Task data>

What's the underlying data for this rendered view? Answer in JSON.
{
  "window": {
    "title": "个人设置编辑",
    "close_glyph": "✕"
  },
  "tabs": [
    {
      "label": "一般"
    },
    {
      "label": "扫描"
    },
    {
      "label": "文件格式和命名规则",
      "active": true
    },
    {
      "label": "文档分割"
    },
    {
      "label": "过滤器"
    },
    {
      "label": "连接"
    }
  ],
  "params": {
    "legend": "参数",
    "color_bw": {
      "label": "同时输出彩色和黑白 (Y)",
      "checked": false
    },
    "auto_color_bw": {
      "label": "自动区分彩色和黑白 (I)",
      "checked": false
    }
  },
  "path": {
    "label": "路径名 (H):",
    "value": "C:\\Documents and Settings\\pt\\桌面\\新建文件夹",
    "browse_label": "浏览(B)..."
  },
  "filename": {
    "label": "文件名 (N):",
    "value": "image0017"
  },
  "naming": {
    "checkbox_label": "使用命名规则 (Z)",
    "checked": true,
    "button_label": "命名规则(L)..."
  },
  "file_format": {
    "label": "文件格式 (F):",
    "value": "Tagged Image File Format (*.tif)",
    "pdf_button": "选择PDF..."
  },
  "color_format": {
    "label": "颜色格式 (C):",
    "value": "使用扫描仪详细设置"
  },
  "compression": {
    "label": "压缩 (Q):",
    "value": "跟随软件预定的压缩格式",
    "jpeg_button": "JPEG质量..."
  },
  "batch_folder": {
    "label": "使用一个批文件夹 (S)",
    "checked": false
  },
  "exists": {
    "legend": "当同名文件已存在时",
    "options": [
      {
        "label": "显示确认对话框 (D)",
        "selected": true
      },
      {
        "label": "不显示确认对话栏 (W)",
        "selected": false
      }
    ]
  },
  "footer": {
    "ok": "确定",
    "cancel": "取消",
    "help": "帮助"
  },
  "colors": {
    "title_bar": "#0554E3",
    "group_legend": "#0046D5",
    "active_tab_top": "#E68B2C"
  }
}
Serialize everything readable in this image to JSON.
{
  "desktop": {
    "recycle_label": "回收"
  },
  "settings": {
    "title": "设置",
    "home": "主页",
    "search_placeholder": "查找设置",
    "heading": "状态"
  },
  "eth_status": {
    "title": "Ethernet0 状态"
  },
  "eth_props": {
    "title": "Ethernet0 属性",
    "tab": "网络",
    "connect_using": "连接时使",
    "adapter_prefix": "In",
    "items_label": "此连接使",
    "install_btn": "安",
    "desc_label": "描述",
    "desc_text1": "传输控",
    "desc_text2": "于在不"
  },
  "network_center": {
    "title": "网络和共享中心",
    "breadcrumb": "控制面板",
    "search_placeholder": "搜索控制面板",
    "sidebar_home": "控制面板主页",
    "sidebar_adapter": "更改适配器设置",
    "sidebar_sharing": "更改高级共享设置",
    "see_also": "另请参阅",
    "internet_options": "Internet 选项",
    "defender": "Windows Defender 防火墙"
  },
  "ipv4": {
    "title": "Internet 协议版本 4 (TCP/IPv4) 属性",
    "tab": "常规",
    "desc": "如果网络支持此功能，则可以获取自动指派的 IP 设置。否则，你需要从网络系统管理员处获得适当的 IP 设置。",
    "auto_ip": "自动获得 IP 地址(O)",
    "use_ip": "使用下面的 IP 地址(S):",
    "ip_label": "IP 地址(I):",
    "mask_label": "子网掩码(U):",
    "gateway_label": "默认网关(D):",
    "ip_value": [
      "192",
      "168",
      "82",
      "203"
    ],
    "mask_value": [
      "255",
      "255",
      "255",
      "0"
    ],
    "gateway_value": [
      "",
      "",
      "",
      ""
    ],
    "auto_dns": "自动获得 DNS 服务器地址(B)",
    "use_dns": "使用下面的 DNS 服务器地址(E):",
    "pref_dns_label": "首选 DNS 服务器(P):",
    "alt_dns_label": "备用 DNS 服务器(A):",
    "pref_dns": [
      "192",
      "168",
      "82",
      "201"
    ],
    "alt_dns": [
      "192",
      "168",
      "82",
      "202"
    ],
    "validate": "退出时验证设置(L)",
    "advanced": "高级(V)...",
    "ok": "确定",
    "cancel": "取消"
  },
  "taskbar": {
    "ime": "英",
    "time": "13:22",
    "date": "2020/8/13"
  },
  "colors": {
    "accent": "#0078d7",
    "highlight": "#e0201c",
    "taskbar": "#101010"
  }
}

Required work>
Copy all the lines above that hold the string "true".

Answer to the task>
      "active": true
    "checked": true,
        "selected": true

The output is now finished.